Extract every line of the entries below without changing anything. Leave out the pictures.

------ TASK INPUT

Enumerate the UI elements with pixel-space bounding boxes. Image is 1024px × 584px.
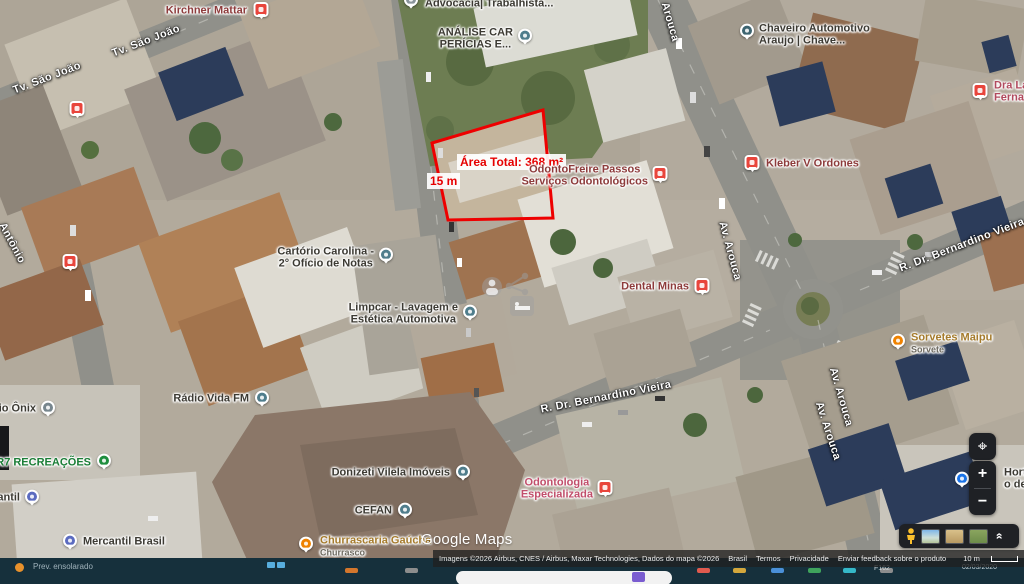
zoom-out-button[interactable]: − xyxy=(969,489,996,516)
dental-minas-label[interactable]: Dental Minas xyxy=(621,281,689,293)
taskbar-app-icon-fragment[interactable] xyxy=(697,568,710,573)
limpcar-lavagem-pin[interactable] xyxy=(463,305,477,319)
cartorio-carolina-pin[interactable] xyxy=(379,248,393,262)
donizeti-vilela-imoveis-pin[interactable] xyxy=(456,465,470,479)
churrascaria-gaucha-label[interactable]: Churrascaria GaúchaChurrasco xyxy=(320,536,431,559)
taskbar-app-icon-fragment[interactable] xyxy=(345,568,358,573)
chaveiro-automotivo-araujo-label[interactable]: Chaveiro AutomotivoAraujo | Chave... xyxy=(759,24,870,47)
taskbar-app-icon-fragment[interactable] xyxy=(405,568,418,573)
mercantil-brasil-label[interactable]: Mercantil Brasil xyxy=(83,536,165,548)
antil-partial-label[interactable]: antil xyxy=(0,492,20,504)
antil-partial-pin[interactable] xyxy=(25,490,39,504)
cefan-pin[interactable] xyxy=(398,503,412,517)
radio-vida-fm-pin[interactable] xyxy=(255,391,269,405)
dental-minas-pin[interactable] xyxy=(695,278,710,293)
unlabeled-pin-2-pin[interactable] xyxy=(63,254,78,269)
taskbar-app-icon-fragment[interactable] xyxy=(771,568,784,573)
odontologia-especializada-pin[interactable] xyxy=(598,480,613,495)
attribution-link[interactable]: Brasil xyxy=(728,554,747,563)
kirchner-mattar-pin[interactable] xyxy=(254,2,269,17)
person-icon xyxy=(482,277,502,297)
donizeti-vilela-imoveis-label[interactable]: Donizeti Vilela Imóveis xyxy=(332,467,450,479)
parcel-width-label: 15 m xyxy=(427,173,460,189)
taskbar-icon-fragment[interactable] xyxy=(277,562,285,568)
odontofreire-passos-label[interactable]: OdontoFreire PassosServiços Odontológico… xyxy=(521,165,648,188)
weather-fragment: Prev. ensolarado xyxy=(33,562,93,571)
edificio-onix-pin[interactable] xyxy=(41,401,55,415)
zoom-in-button[interactable]: + xyxy=(969,461,996,488)
search-box-icon xyxy=(632,572,645,582)
odontologia-especializada-label[interactable]: OdontologiaEspecializada xyxy=(521,478,593,501)
horto-lock-lock-icon[interactable] xyxy=(955,472,969,486)
r7-recreacoes-pin[interactable] xyxy=(97,454,111,468)
attribution-links: BrasilTermosPrivacidadeEnviar feedback s… xyxy=(728,554,946,563)
analise-car-pericias-label[interactable]: ANÁLISE CARPERÍCIAS E... xyxy=(438,28,513,51)
my-location-icon: ⌖ xyxy=(978,437,988,457)
kirchner-mattar-label[interactable]: Kirchner Mattar xyxy=(166,5,247,17)
radio-vida-fm-label[interactable]: Rádio Vida FM xyxy=(173,393,249,405)
dra-la-ferna-pin[interactable] xyxy=(973,83,988,98)
lodging-icon xyxy=(510,296,534,316)
cartorio-carolina-label[interactable]: Cartório Carolina -2° Ofício de Notas xyxy=(277,247,374,270)
attribution-link[interactable]: Enviar feedback sobre o produto xyxy=(838,554,946,563)
kleber-v-ordones-label[interactable]: Kleber V Ordones xyxy=(766,158,859,170)
taskbar-app-icon-fragment[interactable] xyxy=(808,568,821,573)
taskbar-app-icon-fragment[interactable] xyxy=(733,568,746,573)
zoom-control: + − xyxy=(969,461,996,515)
sorvetes-maipu-pin[interactable] xyxy=(891,334,905,348)
collapse-icon[interactable]: » xyxy=(992,533,1004,540)
advocacia-trabalhista-label[interactable]: Advocacia| Trabalhista... xyxy=(425,0,553,10)
taskbar-icon-fragment[interactable] xyxy=(267,562,275,568)
edificio-onix-label[interactable]: cio Ônix xyxy=(0,403,36,415)
mercantil-brasil-pin[interactable] xyxy=(63,534,77,548)
r7-recreacoes-label[interactable]: R7 RECREAÇÕES xyxy=(0,457,91,469)
analise-car-pericias-pin[interactable] xyxy=(518,29,532,43)
limpcar-lavagem-label[interactable]: Limpcar - Lavagem eEstética Automotiva xyxy=(349,303,458,326)
taskbar-app-icon-fragment[interactable] xyxy=(843,568,856,573)
scale-label: 10 m xyxy=(963,554,980,563)
sun-icon xyxy=(15,563,24,572)
cefan-label[interactable]: CEFAN xyxy=(355,505,392,517)
dra-la-ferna-label[interactable]: Dra LaFerna xyxy=(994,81,1024,104)
chaveiro-automotivo-araujo-pin[interactable] xyxy=(740,24,754,38)
google-maps-satellite-view: Área Total: 368 m² 15 m Tv. São JoãoTv. … xyxy=(0,0,1024,584)
pegman-bar: » xyxy=(899,524,1019,548)
attribution-link[interactable]: Privacidade xyxy=(790,554,829,563)
imagery-thumbnail-terrain[interactable] xyxy=(945,529,964,544)
attribution-bar: Imagens ©2026 Airbus, CNES / Airbus, Max… xyxy=(433,550,1024,567)
map-canvas[interactable] xyxy=(0,0,1024,584)
imagery-thumbnail-green[interactable] xyxy=(969,529,988,544)
attribution-link[interactable]: Termos xyxy=(756,554,781,563)
scale-bar xyxy=(991,556,1018,562)
imagery-thumbnail-sky[interactable] xyxy=(921,529,940,544)
unlabeled-pin-1-pin[interactable] xyxy=(70,101,85,116)
odontofreire-passos-pin[interactable] xyxy=(653,166,668,181)
imagery-credit: Imagens ©2026 Airbus, CNES / Airbus, Max… xyxy=(439,554,719,563)
horto-lock-label[interactable]: Horto de xyxy=(1004,468,1024,491)
google-maps-watermark: Google Maps xyxy=(421,531,512,548)
my-location-button[interactable]: ⌖ xyxy=(969,433,996,460)
kleber-v-ordones-pin[interactable] xyxy=(745,155,760,170)
roundabout xyxy=(783,279,843,339)
sorvetes-maipu-label[interactable]: Sorvetes MaipuSorvete xyxy=(911,333,992,356)
churrascaria-gaucha-pin[interactable] xyxy=(299,537,313,551)
pegman-icon[interactable] xyxy=(906,528,916,545)
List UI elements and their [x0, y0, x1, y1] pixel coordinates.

------------

THE COMPLETED TASK
Enumerate the UI elements with pixel-space bounding boxes. Image is 1024px × 584px.
zoom-out-button[interactable]: − xyxy=(969,489,996,516)
dental-minas-label[interactable]: Dental Minas xyxy=(621,281,689,293)
taskbar-app-icon-fragment[interactable] xyxy=(697,568,710,573)
limpcar-lavagem-pin[interactable] xyxy=(463,305,477,319)
cartorio-carolina-pin[interactable] xyxy=(379,248,393,262)
donizeti-vilela-imoveis-pin[interactable] xyxy=(456,465,470,479)
churrascaria-gaucha-label[interactable]: Churrascaria GaúchaChurrasco xyxy=(320,536,431,559)
taskbar-app-icon-fragment[interactable] xyxy=(345,568,358,573)
chaveiro-automotivo-araujo-label[interactable]: Chaveiro AutomotivoAraujo | Chave... xyxy=(759,24,870,47)
taskbar-app-icon-fragment[interactable] xyxy=(405,568,418,573)
mercantil-brasil-label[interactable]: Mercantil Brasil xyxy=(83,536,165,548)
antil-partial-label[interactable]: antil xyxy=(0,492,20,504)
antil-partial-pin[interactable] xyxy=(25,490,39,504)
cefan-pin[interactable] xyxy=(398,503,412,517)
radio-vida-fm-pin[interactable] xyxy=(255,391,269,405)
dental-minas-pin[interactable] xyxy=(695,278,710,293)
unlabeled-pin-2-pin[interactable] xyxy=(63,254,78,269)
taskbar-app-icon-fragment[interactable] xyxy=(771,568,784,573)
odontologia-especializada-pin[interactable] xyxy=(598,480,613,495)
attribution-link[interactable]: Brasil xyxy=(728,554,747,563)
kirchner-mattar-pin[interactable] xyxy=(254,2,269,17)
person-icon xyxy=(482,277,502,297)
donizeti-vilela-imoveis-label[interactable]: Donizeti Vilela Imóveis xyxy=(332,467,450,479)
parcel-width-label: 15 m xyxy=(427,173,460,189)
taskbar-icon-fragment[interactable] xyxy=(277,562,285,568)
odontofreire-passos-label[interactable]: OdontoFreire PassosServiços Odontológico… xyxy=(521,165,648,188)
weather-fragment: Prev. ensolarado xyxy=(33,562,93,571)
edificio-onix-pin[interactable] xyxy=(41,401,55,415)
zoom-in-button[interactable]: + xyxy=(969,461,996,488)
search-box-icon xyxy=(632,572,645,582)
odontologia-especializada-label[interactable]: OdontologiaEspecializada xyxy=(521,478,593,501)
horto-lock-lock-icon[interactable] xyxy=(955,472,969,486)
r7-recreacoes-pin[interactable] xyxy=(97,454,111,468)
attribution-links: BrasilTermosPrivacidadeEnviar feedback s… xyxy=(728,554,946,563)
analise-car-pericias-label[interactable]: ANÁLISE CARPERÍCIAS E... xyxy=(438,28,513,51)
my-location-icon: ⌖ xyxy=(978,437,988,457)
kirchner-mattar-label[interactable]: Kirchner Mattar xyxy=(166,5,247,17)
radio-vida-fm-label[interactable]: Rádio Vida FM xyxy=(173,393,249,405)
dra-la-ferna-pin[interactable] xyxy=(973,83,988,98)
lodging-icon xyxy=(510,296,534,316)
cartorio-carolina-label[interactable]: Cartório Carolina -2° Ofício de Notas xyxy=(277,247,374,270)
attribution-link[interactable]: Enviar feedback sobre o produto xyxy=(838,554,946,563)
kleber-v-ordones-label[interactable]: Kleber V Ordones xyxy=(766,158,859,170)
taskbar-app-icon-fragment[interactable] xyxy=(808,568,821,573)
taskbar-app-icon-fragment[interactable] xyxy=(733,568,746,573)
zoom-control: + − xyxy=(969,461,996,515)
sorvetes-maipu-pin[interactable] xyxy=(891,334,905,348)
collapse-icon[interactable]: » xyxy=(992,533,1004,540)
advocacia-trabalhista-label[interactable]: Advocacia| Trabalhista... xyxy=(425,0,553,10)
taskbar-icon-fragment[interactable] xyxy=(267,562,275,568)
edificio-onix-label[interactable]: cio Ônix xyxy=(0,403,36,415)
mercantil-brasil-pin[interactable] xyxy=(63,534,77,548)
r7-recreacoes-label[interactable]: R7 RECREAÇÕES xyxy=(0,457,91,469)
analise-car-pericias-pin[interactable] xyxy=(518,29,532,43)
limpcar-lavagem-label[interactable]: Limpcar - Lavagem eEstética Automotiva xyxy=(349,303,458,326)
taskbar-app-icon-fragment[interactable] xyxy=(843,568,856,573)
scale-label: 10 m xyxy=(963,554,980,563)
sun-icon xyxy=(15,563,24,572)
cefan-label[interactable]: CEFAN xyxy=(355,505,392,517)
dra-la-ferna-label[interactable]: Dra LaFerna xyxy=(994,81,1024,104)
chaveiro-automotivo-araujo-pin[interactable] xyxy=(740,24,754,38)
google-maps-satellite-view: Área Total: 368 m² 15 m Tv. São JoãoTv. … xyxy=(0,0,1024,584)
pegman-bar: » xyxy=(899,524,1019,548)
attribution-link[interactable]: Privacidade xyxy=(790,554,829,563)
imagery-thumbnail-terrain[interactable] xyxy=(945,529,964,544)
attribution-bar: Imagens ©2026 Airbus, CNES / Airbus, Max… xyxy=(433,550,1024,567)
map-canvas[interactable] xyxy=(0,0,1024,584)
imagery-thumbnail-green[interactable] xyxy=(969,529,988,544)
attribution-link[interactable]: Termos xyxy=(756,554,781,563)
scale-bar xyxy=(991,556,1018,562)
imagery-thumbnail-sky[interactable] xyxy=(921,529,940,544)
unlabeled-pin-1-pin[interactable] xyxy=(70,101,85,116)
odontofreire-passos-pin[interactable] xyxy=(653,166,668,181)
imagery-credit: Imagens ©2026 Airbus, CNES / Airbus, Max… xyxy=(439,554,719,563)
horto-lock-label[interactable]: Horto de xyxy=(1004,468,1024,491)
google-maps-watermark: Google Maps xyxy=(421,531,512,548)
my-location-button[interactable]: ⌖ xyxy=(969,433,996,460)
kleber-v-ordones-pin[interactable] xyxy=(745,155,760,170)
roundabout xyxy=(783,279,843,339)
sorvetes-maipu-label[interactable]: Sorvetes MaipuSorvete xyxy=(911,333,992,356)
churrascaria-gaucha-pin[interactable] xyxy=(299,537,313,551)
pegman-icon[interactable] xyxy=(906,528,916,545)
List UI elements and their [x0, y0, x1, y1] pixel coordinates.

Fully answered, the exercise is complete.